start DATA FOR THIS EXERCISE

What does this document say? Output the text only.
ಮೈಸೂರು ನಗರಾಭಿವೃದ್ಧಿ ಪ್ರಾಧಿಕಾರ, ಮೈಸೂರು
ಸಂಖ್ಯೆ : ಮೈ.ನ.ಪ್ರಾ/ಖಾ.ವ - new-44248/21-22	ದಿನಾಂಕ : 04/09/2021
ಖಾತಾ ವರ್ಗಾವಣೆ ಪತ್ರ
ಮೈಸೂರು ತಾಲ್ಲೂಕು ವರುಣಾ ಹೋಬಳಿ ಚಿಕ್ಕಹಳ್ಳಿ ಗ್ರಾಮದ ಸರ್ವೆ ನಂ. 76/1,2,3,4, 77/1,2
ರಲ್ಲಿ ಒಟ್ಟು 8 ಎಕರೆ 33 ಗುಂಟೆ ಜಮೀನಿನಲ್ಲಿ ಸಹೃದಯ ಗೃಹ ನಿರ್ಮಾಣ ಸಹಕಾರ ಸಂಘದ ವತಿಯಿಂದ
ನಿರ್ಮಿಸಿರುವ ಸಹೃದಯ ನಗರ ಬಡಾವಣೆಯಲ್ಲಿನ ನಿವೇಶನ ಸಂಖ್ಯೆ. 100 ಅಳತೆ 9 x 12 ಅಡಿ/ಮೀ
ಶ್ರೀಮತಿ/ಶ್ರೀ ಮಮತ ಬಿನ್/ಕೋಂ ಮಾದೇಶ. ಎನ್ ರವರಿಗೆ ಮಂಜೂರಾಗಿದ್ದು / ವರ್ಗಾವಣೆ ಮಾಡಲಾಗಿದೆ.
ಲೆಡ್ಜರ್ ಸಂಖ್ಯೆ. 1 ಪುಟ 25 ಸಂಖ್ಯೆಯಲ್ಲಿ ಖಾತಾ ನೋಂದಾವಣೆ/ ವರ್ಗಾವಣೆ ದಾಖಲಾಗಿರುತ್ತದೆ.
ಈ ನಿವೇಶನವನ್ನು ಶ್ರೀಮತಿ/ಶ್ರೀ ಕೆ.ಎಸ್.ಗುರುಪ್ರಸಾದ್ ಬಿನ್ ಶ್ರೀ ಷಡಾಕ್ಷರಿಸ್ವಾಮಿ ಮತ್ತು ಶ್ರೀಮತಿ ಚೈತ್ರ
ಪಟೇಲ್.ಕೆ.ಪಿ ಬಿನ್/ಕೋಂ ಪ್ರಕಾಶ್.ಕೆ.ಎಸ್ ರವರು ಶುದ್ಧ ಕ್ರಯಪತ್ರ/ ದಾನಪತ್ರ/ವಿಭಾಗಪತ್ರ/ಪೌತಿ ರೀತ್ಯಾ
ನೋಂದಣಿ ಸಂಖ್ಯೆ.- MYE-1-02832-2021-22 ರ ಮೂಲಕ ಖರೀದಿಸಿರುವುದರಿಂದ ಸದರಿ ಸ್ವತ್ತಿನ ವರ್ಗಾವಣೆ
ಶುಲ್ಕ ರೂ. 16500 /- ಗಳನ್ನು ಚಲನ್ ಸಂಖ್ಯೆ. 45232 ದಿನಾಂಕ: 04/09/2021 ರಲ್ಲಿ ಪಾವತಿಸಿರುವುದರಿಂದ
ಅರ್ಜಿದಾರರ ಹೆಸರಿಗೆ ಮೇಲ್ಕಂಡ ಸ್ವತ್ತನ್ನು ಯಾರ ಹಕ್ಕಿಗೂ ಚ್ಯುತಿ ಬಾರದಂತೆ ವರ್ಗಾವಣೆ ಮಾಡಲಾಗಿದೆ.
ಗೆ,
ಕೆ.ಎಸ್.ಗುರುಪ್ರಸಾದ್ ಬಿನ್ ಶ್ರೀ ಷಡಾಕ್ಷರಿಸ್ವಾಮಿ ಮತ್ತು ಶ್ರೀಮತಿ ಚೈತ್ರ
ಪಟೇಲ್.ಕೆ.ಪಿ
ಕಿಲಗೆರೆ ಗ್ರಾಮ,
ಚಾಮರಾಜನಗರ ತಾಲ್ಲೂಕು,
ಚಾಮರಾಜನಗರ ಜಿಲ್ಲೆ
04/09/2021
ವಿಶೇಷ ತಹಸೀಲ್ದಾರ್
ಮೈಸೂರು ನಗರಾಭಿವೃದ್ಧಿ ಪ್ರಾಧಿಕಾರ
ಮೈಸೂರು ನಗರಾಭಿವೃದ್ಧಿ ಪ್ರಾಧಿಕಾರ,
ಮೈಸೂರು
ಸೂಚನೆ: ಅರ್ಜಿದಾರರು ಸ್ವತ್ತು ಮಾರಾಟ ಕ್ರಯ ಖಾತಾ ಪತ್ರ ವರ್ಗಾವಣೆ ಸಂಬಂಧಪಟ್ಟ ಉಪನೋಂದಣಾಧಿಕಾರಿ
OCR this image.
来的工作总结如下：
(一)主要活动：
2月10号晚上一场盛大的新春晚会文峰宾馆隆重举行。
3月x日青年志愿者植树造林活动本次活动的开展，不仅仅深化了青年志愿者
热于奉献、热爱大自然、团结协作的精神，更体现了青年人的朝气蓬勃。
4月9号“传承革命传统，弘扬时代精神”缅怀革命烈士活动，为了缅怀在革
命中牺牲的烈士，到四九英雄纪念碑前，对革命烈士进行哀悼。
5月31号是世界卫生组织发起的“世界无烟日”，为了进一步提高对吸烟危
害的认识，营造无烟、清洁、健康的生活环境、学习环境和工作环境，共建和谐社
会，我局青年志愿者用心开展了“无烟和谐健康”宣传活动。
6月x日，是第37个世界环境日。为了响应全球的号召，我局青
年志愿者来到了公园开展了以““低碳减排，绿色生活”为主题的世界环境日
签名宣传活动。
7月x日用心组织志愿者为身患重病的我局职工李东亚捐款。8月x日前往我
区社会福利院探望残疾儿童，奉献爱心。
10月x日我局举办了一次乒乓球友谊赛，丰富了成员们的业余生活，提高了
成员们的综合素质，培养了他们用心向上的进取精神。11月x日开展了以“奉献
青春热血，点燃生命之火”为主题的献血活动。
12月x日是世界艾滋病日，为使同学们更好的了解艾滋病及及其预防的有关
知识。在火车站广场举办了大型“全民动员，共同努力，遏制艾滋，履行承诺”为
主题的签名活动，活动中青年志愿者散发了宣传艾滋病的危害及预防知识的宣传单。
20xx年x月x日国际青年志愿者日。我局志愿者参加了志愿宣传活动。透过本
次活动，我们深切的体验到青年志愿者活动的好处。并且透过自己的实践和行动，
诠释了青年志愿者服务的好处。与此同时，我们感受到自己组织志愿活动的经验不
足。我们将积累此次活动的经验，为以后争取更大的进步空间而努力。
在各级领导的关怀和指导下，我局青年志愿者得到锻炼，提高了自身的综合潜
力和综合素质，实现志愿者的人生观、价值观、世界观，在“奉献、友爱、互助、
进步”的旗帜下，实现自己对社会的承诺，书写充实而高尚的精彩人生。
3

end DATA FOR THIS EXERCISE

### INSTRUCTIONS FOR THE TASK
Return the listing above word for word.

### SOLVED EXERCISE
What does this document say? Output the text only.
ಮೈಸೂರು ನಗರಾಭಿವೃದ್ಧಿ ಪ್ರಾಧಿಕಾರ, ಮೈಸೂರು
ಸಂಖ್ಯೆ : ಮೈ.ನ.ಪ್ರಾ/ಖಾ.ವ - new-44248/21-22	ದಿನಾಂಕ : 04/09/2021
ಖಾತಾ ವರ್ಗಾವಣೆ ಪತ್ರ
ಮೈಸೂರು ತಾಲ್ಲೂಕು ವರುಣಾ ಹೋಬಳಿ ಚಿಕ್ಕಹಳ್ಳಿ ಗ್ರಾಮದ ಸರ್ವೆ ನಂ. 76/1,2,3,4, 77/1,2
ರಲ್ಲಿ ಒಟ್ಟು 8 ಎಕರೆ 33 ಗುಂಟೆ ಜಮೀನಿನಲ್ಲಿ ಸಹೃದಯ ಗೃಹ ನಿರ್ಮಾಣ ಸಹಕಾರ ಸಂಘದ ವತಿಯಿಂದ
ನಿರ್ಮಿಸಿರುವ ಸಹೃದಯ ನಗರ ಬಡಾವಣೆಯಲ್ಲಿನ ನಿವೇಶನ ಸಂಖ್ಯೆ. 100 ಅಳತೆ 9 x 12 ಅಡಿ/ಮೀ
ಶ್ರೀಮತಿ/ಶ್ರೀ ಮಮತ ಬಿನ್/ಕೋಂ ಮಾದೇಶ. ಎನ್ ರವರಿಗೆ ಮಂಜೂರಾಗಿದ್ದು / ವರ್ಗಾವಣೆ ಮಾಡಲಾಗಿದೆ.
ಲೆಡ್ಜರ್ ಸಂಖ್ಯೆ. 1 ಪುಟ 25 ಸಂಖ್ಯೆಯಲ್ಲಿ ಖಾತಾ ನೋಂದಾವಣೆ/ ವರ್ಗಾವಣೆ ದಾಖಲಾಗಿರುತ್ತದೆ.
ಈ ನಿವೇಶನವನ್ನು ಶ್ರೀಮತಿ/ಶ್ರೀ ಕೆ.ಎಸ್.ಗುರುಪ್ರಸಾದ್ ಬಿನ್ ಶ್ರೀ ಷಡಾಕ್ಷರಿಸ್ವಾಮಿ ಮತ್ತು ಶ್ರೀಮತಿ ಚೈತ್ರ
ಪಟೇಲ್.ಕೆ.ಪಿ ಬಿನ್/ಕೋಂ ಪ್ರಕಾಶ್.ಕೆ.ಎಸ್ ರವರು ಶುದ್ಧ ಕ್ರಯಪತ್ರ/ ದಾನಪತ್ರ/ವಿಭಾಗಪತ್ರ/ಪೌತಿ ರೀತ್ಯಾ
ನೋಂದಣಿ ಸಂಖ್ಯೆ.- MYE-1-02832-2021-22 ರ ಮೂಲಕ ಖರೀದಿಸಿರುವುದರಿಂದ ಸದರಿ ಸ್ವತ್ತಿನ ವರ್ಗಾವಣೆ
ಶುಲ್ಕ ರೂ. 16500 /- ಗಳನ್ನು ಚಲನ್ ಸಂಖ್ಯೆ. 45232 ದಿನಾಂಕ: 04/09/2021 ರಲ್ಲಿ ಪಾವತಿಸಿರುವುದರಿಂದ
ಅರ್ಜಿದಾರರ ಹೆಸರಿಗೆ ಮೇಲ್ಕಂಡ ಸ್ವತ್ತನ್ನು ಯಾರ ಹಕ್ಕಿಗೂ ಚ್ಯುತಿ ಬಾರದಂತೆ ವರ್ಗಾವಣೆ ಮಾಡಲಾಗಿದೆ.
ಗೆ,
ಕೆ.ಎಸ್.ಗುರುಪ್ರಸಾದ್ ಬಿನ್ ಶ್ರೀ ಷಡಾಕ್ಷರಿಸ್ವಾಮಿ ಮತ್ತು ಶ್ರೀಮತಿ ಚೈತ್ರ
ಪಟೇಲ್.ಕೆ.ಪಿ
ಕಿಲಗೆರೆ ಗ್ರಾಮ,
ಚಾಮರಾಜನಗರ ತಾಲ್ಲೂಕು,
ಚಾಮರಾಜನಗರ ಜಿಲ್ಲೆ
04/09/2021
ವಿಶೇಷ ತಹಸೀಲ್ದಾರ್
ಮೈಸೂರು ನಗರಾಭಿವೃದ್ಧಿ ಪ್ರಾಧಿಕಾರ
ಮೈಸೂರು ನಗರಾಭಿವೃದ್ಧಿ ಪ್ರಾಧಿಕಾರ,
ಮೈಸೂರು
ಸೂಚನೆ: ಅರ್ಜಿದಾರರು ಸ್ವತ್ತು ಮಾರಾಟ ಕ್ರಯ ಖಾತಾ ಪತ್ರ ವರ್ಗಾವಣೆ ಸಂಬಂಧಪಟ್ಟ ಉಪನೋಂದಣಾಧಿಕಾರಿ
OCR this image.
来的工作总结如下：
(一)主要活动：
2月10号晚上一场盛大的新春晚会文峰宾馆隆重举行。
3月x日青年志愿者植树造林活动本次活动的开展，不仅仅深化了青年志愿者
热于奉献、热爱大自然、团结协作的精神，更体现了青年人的朝气蓬勃。
4月9号“传承革命传统，弘扬时代精神”缅怀革命烈士活动，为了缅怀在革
命中牺牲的烈士，到四九英雄纪念碑前，对革命烈士进行哀悼。
5月31号是世界卫生组织发起的“世界无烟日”，为了进一步提高对吸烟危
害的认识，营造无烟、清洁、健康的生活环境、学习环境和工作环境，共建和谐社
会，我局青年志愿者用心开展了“无烟和谐健康”宣传活动。
6月x日，是第37个世界环境日。为了响应全球的号召，我局青
年志愿者来到了公园开展了以““低碳减排，绿色生活”为主题的世界环境日
签名宣传活动。
7月x日用心组织志愿者为身患重病的我局职工李东亚捐款。8月x日前往我
区社会福利院探望残疾儿童，奉献爱心。
10月x日我局举办了一次乒乓球友谊赛，丰富了成员们的业余生活，提高了
成员们的综合素质，培养了他们用心向上的进取精神。11月x日开展了以“奉献
青春热血，点燃生命之火”为主题的献血活动。
12月x日是世界艾滋病日，为使同学们更好的了解艾滋病及及其预防的有关
知识。在火车站广场举办了大型“全民动员，共同努力，遏制艾滋，履行承诺”为
主题的签名活动，活动中青年志愿者散发了宣传艾滋病的危害及预防知识的宣传单。
20xx年x月x日国际青年志愿者日。我局志愿者参加了志愿宣传活动。透过本
次活动，我们深切的体验到青年志愿者活动的好处。并且透过自己的实践和行动，
诠释了青年志愿者服务的好处。与此同时，我们感受到自己组织志愿活动的经验不
足。我们将积累此次活动的经验，为以后争取更大的进步空间而努力。
在各级领导的关怀和指导下，我局青年志愿者得到锻炼，提高了自身的综合潜
力和综合素质，实现志愿者的人生观、价值观、世界观，在“奉献、友爱、互助、
进步”的旗帜下，实现自己对社会的承诺，书写充实而高尚的精彩人生。
3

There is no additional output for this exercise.